#### WORK REQUIRED:
Retype each record shown below, leaving every character as it is.

** START OF DATA SHOWN **

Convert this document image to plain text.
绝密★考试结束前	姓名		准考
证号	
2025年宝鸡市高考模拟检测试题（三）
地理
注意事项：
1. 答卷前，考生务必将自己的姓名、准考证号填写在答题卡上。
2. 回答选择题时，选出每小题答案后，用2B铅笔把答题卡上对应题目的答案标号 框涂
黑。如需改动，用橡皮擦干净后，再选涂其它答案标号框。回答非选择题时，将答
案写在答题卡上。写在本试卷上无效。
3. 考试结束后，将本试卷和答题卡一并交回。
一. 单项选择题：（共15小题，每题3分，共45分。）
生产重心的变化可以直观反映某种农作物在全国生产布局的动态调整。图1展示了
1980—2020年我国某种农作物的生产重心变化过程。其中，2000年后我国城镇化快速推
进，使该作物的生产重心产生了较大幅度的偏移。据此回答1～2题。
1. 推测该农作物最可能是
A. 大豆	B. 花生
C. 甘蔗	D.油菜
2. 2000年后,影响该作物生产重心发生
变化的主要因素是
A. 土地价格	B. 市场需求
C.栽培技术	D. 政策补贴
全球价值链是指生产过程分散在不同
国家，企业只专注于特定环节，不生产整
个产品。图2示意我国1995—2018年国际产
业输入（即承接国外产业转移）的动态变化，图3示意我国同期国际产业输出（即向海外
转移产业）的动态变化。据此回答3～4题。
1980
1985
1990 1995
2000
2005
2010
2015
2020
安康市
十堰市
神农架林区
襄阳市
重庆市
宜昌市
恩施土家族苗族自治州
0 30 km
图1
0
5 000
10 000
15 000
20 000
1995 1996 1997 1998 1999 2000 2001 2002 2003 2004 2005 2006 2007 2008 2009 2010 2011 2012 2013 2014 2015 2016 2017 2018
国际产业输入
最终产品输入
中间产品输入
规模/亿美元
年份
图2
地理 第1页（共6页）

** END OF DATA SHOWN **

#### OUTPUT FOR THIS TASK:
Convert this document image to plain text.
绝密★考试结束前	姓名		准考
证号	
2025年宝鸡市高考模拟检测试题（三）
地理
注意事项：
1. 答卷前，考生务必将自己的姓名、准考证号填写在答题卡上。
2. 回答选择题时，选出每小题答案后，用2B铅笔把答题卡上对应题目的答案标号 框涂
黑。如需改动，用橡皮擦干净后，再选涂其它答案标号框。回答非选择题时，将答
案写在答题卡上。写在本试卷上无效。
3. 考试结束后，将本试卷和答题卡一并交回。
一. 单项选择题：（共15小题，每题3分，共45分。）
生产重心的变化可以直观反映某种农作物在全国生产布局的动态调整。图1展示了
1980—2020年我国某种农作物的生产重心变化过程。其中，2000年后我国城镇化快速推
进，使该作物的生产重心产生了较大幅度的偏移。据此回答1～2题。
1. 推测该农作物最可能是
A. 大豆	B. 花生
C. 甘蔗	D.油菜
2. 2000年后,影响该作物生产重心发生
变化的主要因素是
A. 土地价格	B. 市场需求
C.栽培技术	D. 政策补贴
全球价值链是指生产过程分散在不同
国家，企业只专注于特定环节，不生产整
个产品。图2示意我国1995—2018年国际产
业输入（即承接国外产业转移）的动态变化，图3示意我国同期国际产业输出（即向海外
转移产业）的动态变化。据此回答3～4题。
1980
1985
1990 1995
2000
2005
2010
2015
2020
安康市
十堰市
神农架林区
襄阳市
重庆市
宜昌市
恩施土家族苗族自治州
0 30 km
图1
0
5 000
10 000
15 000
20 000
1995 1996 1997 1998 1999 2000 2001 2002 2003 2004 2005 2006 2007 2008 2009 2010 2011 2012 2013 2014 2015 2016 2017 2018
国际产业输入
最终产品输入
中间产品输入
规模/亿美元
年份
图2
地理 第1页（共6页）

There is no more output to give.